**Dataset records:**
:::

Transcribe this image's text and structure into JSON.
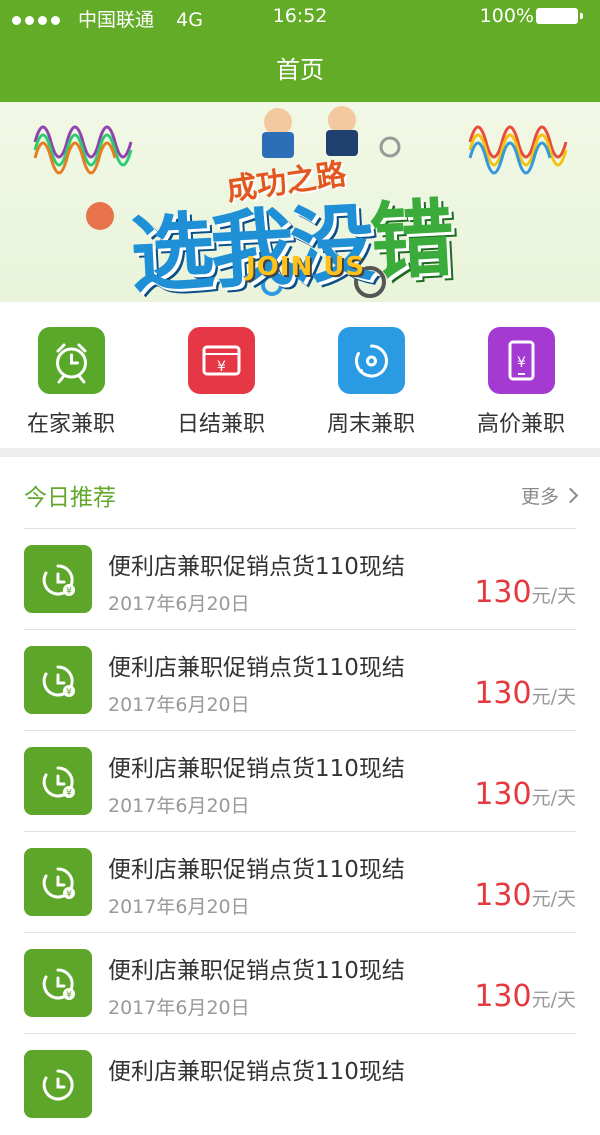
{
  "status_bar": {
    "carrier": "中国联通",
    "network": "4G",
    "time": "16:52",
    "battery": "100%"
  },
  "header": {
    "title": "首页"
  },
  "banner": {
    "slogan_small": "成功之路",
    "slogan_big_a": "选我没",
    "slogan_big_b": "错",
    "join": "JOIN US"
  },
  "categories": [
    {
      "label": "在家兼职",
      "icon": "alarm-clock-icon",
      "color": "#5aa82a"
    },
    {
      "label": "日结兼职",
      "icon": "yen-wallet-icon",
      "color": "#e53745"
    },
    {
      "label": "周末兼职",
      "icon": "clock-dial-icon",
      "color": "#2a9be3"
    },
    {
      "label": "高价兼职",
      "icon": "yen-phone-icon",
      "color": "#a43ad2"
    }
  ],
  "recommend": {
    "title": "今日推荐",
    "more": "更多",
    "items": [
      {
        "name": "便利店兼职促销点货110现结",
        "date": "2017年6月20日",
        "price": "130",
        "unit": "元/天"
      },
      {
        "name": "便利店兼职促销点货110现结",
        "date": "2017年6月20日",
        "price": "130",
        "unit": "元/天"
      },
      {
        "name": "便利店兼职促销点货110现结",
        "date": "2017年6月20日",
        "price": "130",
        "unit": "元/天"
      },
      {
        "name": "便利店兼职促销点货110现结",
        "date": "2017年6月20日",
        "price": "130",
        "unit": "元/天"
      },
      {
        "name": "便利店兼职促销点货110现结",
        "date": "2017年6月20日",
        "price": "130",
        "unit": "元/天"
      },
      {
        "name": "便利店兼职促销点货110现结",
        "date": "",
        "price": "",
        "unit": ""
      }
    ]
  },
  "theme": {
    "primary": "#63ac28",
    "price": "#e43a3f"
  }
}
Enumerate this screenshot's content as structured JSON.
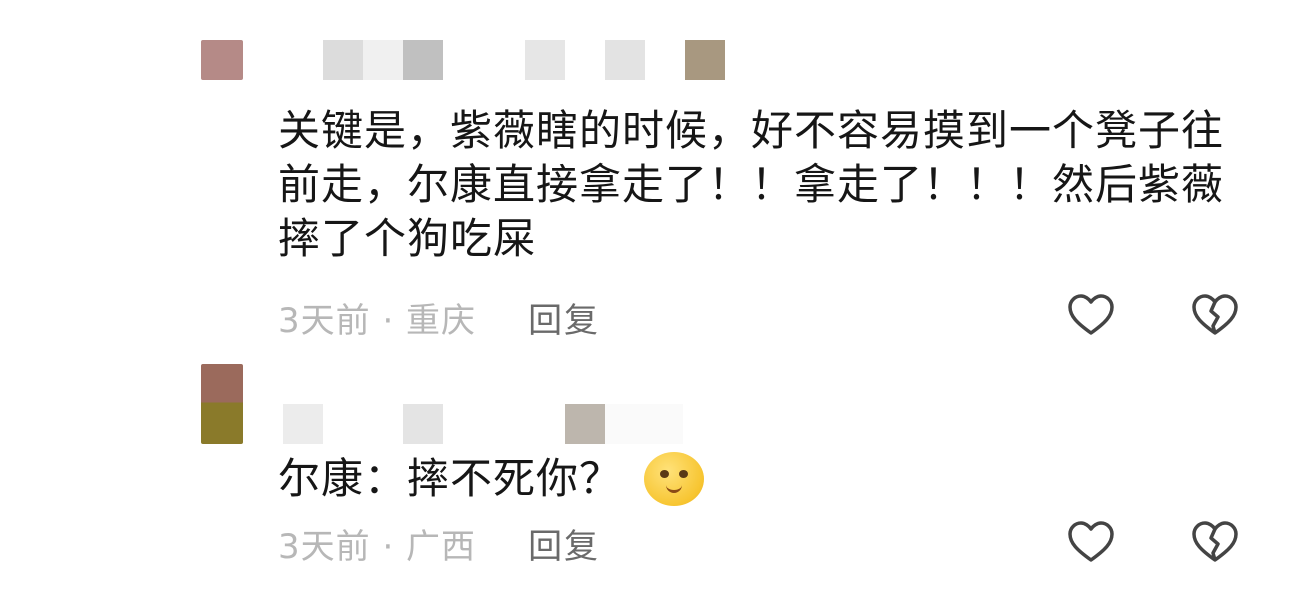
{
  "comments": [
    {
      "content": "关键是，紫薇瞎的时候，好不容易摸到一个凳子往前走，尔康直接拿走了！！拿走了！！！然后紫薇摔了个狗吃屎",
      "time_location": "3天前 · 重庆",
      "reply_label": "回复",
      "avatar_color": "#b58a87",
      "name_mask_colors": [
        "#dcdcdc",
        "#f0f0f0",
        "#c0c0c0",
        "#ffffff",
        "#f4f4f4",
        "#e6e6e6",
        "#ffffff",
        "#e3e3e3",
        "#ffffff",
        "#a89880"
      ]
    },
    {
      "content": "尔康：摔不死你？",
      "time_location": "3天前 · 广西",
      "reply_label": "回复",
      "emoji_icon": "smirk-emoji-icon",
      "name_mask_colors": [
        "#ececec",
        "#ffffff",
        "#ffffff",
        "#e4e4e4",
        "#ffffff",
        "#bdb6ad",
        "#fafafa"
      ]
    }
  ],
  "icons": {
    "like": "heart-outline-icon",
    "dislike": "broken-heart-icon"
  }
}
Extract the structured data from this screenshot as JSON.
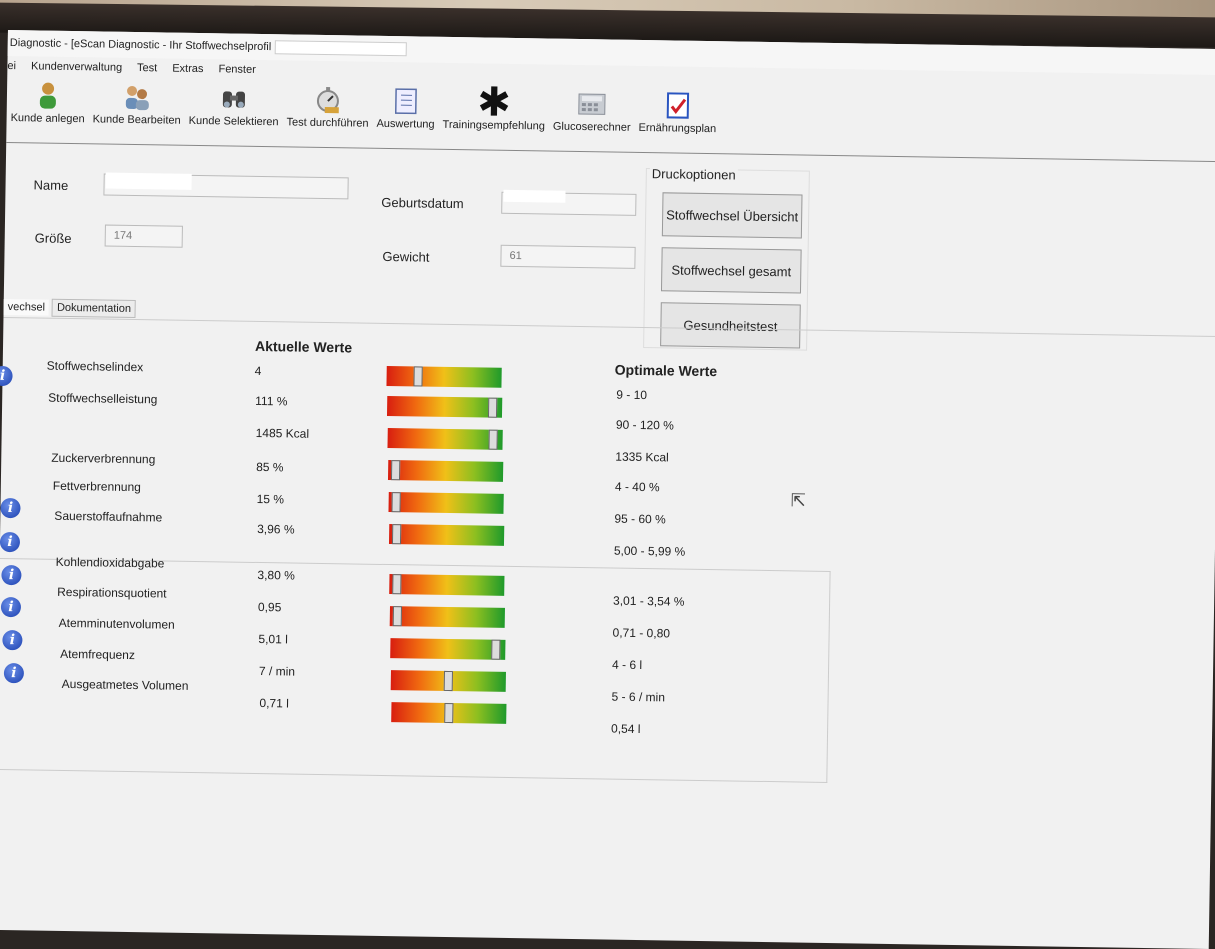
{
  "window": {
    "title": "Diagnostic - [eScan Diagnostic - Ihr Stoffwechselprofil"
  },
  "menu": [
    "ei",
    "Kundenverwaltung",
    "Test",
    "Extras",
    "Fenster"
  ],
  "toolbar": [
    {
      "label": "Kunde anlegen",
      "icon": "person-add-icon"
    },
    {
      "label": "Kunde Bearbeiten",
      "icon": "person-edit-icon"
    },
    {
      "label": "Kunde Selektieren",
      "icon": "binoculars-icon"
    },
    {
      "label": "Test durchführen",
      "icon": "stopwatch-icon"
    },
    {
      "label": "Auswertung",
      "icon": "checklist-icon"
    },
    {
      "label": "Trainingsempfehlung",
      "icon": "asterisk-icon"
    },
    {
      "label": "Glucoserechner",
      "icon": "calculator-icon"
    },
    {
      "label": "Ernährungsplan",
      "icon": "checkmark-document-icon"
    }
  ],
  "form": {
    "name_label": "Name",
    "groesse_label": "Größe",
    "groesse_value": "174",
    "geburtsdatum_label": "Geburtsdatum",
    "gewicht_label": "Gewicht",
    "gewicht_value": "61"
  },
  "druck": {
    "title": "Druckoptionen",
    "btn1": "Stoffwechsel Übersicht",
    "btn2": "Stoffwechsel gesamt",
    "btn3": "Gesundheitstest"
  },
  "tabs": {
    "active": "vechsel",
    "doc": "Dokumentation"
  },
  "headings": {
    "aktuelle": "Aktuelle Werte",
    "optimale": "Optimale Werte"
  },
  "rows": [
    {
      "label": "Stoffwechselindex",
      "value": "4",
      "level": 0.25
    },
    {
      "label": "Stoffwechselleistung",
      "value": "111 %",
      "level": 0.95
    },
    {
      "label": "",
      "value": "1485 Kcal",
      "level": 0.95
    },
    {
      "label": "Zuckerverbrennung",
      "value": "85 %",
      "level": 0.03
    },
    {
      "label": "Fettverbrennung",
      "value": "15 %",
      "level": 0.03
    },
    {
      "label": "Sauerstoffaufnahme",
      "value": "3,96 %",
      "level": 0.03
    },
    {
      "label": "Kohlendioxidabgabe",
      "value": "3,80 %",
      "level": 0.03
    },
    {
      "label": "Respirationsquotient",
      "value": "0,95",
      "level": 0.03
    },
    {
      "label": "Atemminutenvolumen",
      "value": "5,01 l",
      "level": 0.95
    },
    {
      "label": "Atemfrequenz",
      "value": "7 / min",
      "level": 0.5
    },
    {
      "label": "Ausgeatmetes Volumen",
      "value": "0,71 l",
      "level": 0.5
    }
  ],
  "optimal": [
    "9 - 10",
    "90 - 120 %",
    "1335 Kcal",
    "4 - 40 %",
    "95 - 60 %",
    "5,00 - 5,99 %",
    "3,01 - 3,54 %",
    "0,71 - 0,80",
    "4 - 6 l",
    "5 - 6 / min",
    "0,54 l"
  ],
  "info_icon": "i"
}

:::

**YOUR TASK:**
Make an exact copy of the records above, with the pictures left out.

**EXERCISE RESPONSE:**
Transcribe this image's text and structure into JSON.
{
  "status_bar": {
    "carrier": "中国联通",
    "network": "4G",
    "time": "16:52",
    "battery": "100%"
  },
  "header": {
    "title": "首页"
  },
  "banner": {
    "slogan_small": "成功之路",
    "slogan_big_a": "选我没",
    "slogan_big_b": "错",
    "join": "JOIN US"
  },
  "categories": [
    {
      "label": "在家兼职",
      "icon": "alarm-clock-icon",
      "color": "#5aa82a"
    },
    {
      "label": "日结兼职",
      "icon": "yen-wallet-icon",
      "color": "#e53745"
    },
    {
      "label": "周末兼职",
      "icon": "clock-dial-icon",
      "color": "#2a9be3"
    },
    {
      "label": "高价兼职",
      "icon": "yen-phone-icon",
      "color": "#a43ad2"
    }
  ],
  "recommend": {
    "title": "今日推荐",
    "more": "更多",
    "items": [
      {
        "name": "便利店兼职促销点货110现结",
        "date": "2017年6月20日",
        "price": "130",
        "unit": "元/天"
      },
      {
        "name": "便利店兼职促销点货110现结",
        "date": "2017年6月20日",
        "price": "130",
        "unit": "元/天"
      },
      {
        "name": "便利店兼职促销点货110现结",
        "date": "2017年6月20日",
        "price": "130",
        "unit": "元/天"
      },
      {
        "name": "便利店兼职促销点货110现结",
        "date": "2017年6月20日",
        "price": "130",
        "unit": "元/天"
      },
      {
        "name": "便利店兼职促销点货110现结",
        "date": "2017年6月20日",
        "price": "130",
        "unit": "元/天"
      },
      {
        "name": "便利店兼职促销点货110现结",
        "date": "",
        "price": "",
        "unit": ""
      }
    ]
  },
  "theme": {
    "primary": "#63ac28",
    "price": "#e43a3f"
  }
}
Enumerate this screenshot's content as structured JSON.
{
  "comments": [
    {
      "content": "关键是，紫薇瞎的时候，好不容易摸到一个凳子往前走，尔康直接拿走了！！拿走了！！！然后紫薇摔了个狗吃屎",
      "time_location": "3天前 · 重庆",
      "reply_label": "回复",
      "avatar_color": "#b58a87",
      "name_mask_colors": [
        "#dcdcdc",
        "#f0f0f0",
        "#c0c0c0",
        "#ffffff",
        "#f4f4f4",
        "#e6e6e6",
        "#ffffff",
        "#e3e3e3",
        "#ffffff",
        "#a89880"
      ]
    },
    {
      "content": "尔康：摔不死你？",
      "time_location": "3天前 · 广西",
      "reply_label": "回复",
      "emoji_icon": "smirk-emoji-icon",
      "name_mask_colors": [
        "#ececec",
        "#ffffff",
        "#ffffff",
        "#e4e4e4",
        "#ffffff",
        "#bdb6ad",
        "#fafafa"
      ]
    }
  ],
  "icons": {
    "like": "heart-outline-icon",
    "dislike": "broken-heart-icon"
  }
}
Extract the structured data from this screenshot as JSON.
{
  "window": {
    "title": "Diagnostic - [eScan Diagnostic - Ihr Stoffwechselprofil"
  },
  "menu": [
    "ei",
    "Kundenverwaltung",
    "Test",
    "Extras",
    "Fenster"
  ],
  "toolbar": [
    {
      "label": "Kunde anlegen",
      "icon": "person-add-icon"
    },
    {
      "label": "Kunde Bearbeiten",
      "icon": "person-edit-icon"
    },
    {
      "label": "Kunde Selektieren",
      "icon": "binoculars-icon"
    },
    {
      "label": "Test durchführen",
      "icon": "stopwatch-icon"
    },
    {
      "label": "Auswertung",
      "icon": "checklist-icon"
    },
    {
      "label": "Trainingsempfehlung",
      "icon": "asterisk-icon"
    },
    {
      "label": "Glucoserechner",
      "icon": "calculator-icon"
    },
    {
      "label": "Ernährungsplan",
      "icon": "checkmark-document-icon"
    }
  ],
  "form": {
    "name_label": "Name",
    "groesse_label": "Größe",
    "groesse_value": "174",
    "geburtsdatum_label": "Geburtsdatum",
    "gewicht_label": "Gewicht",
    "gewicht_value": "61"
  },
  "druck": {
    "title": "Druckoptionen",
    "btn1": "Stoffwechsel Übersicht",
    "btn2": "Stoffwechsel gesamt",
    "btn3": "Gesundheitstest"
  },
  "tabs": {
    "active": "vechsel",
    "doc": "Dokumentation"
  },
  "headings": {
    "aktuelle": "Aktuelle Werte",
    "optimale": "Optimale Werte"
  },
  "rows": [
    {
      "label": "Stoffwechselindex",
      "value": "4",
      "level": 0.25
    },
    {
      "label": "Stoffwechselleistung",
      "value": "111 %",
      "level": 0.95
    },
    {
      "label": "",
      "value": "1485 Kcal",
      "level": 0.95
    },
    {
      "label": "Zuckerverbrennung",
      "value": "85 %",
      "level": 0.03
    },
    {
      "label": "Fettverbrennung",
      "value": "15 %",
      "level": 0.03
    },
    {
      "label": "Sauerstoffaufnahme",
      "value": "3,96 %",
      "level": 0.03
    },
    {
      "label": "Kohlendioxidabgabe",
      "value": "3,80 %",
      "level": 0.03
    },
    {
      "label": "Respirationsquotient",
      "value": "0,95",
      "level": 0.03
    },
    {
      "label": "Atemminutenvolumen",
      "value": "5,01 l",
      "level": 0.95
    },
    {
      "label": "Atemfrequenz",
      "value": "7 / min",
      "level": 0.5
    },
    {
      "label": "Ausgeatmetes Volumen",
      "value": "0,71 l",
      "level": 0.5
    }
  ],
  "optimal": [
    "9 - 10",
    "90 - 120 %",
    "1335 Kcal",
    "4 - 40 %",
    "95 - 60 %",
    "5,00 - 5,99 %",
    "3,01 - 3,54 %",
    "0,71 - 0,80",
    "4 - 6 l",
    "5 - 6 / min",
    "0,54 l"
  ],
  "info_icon": "i"
}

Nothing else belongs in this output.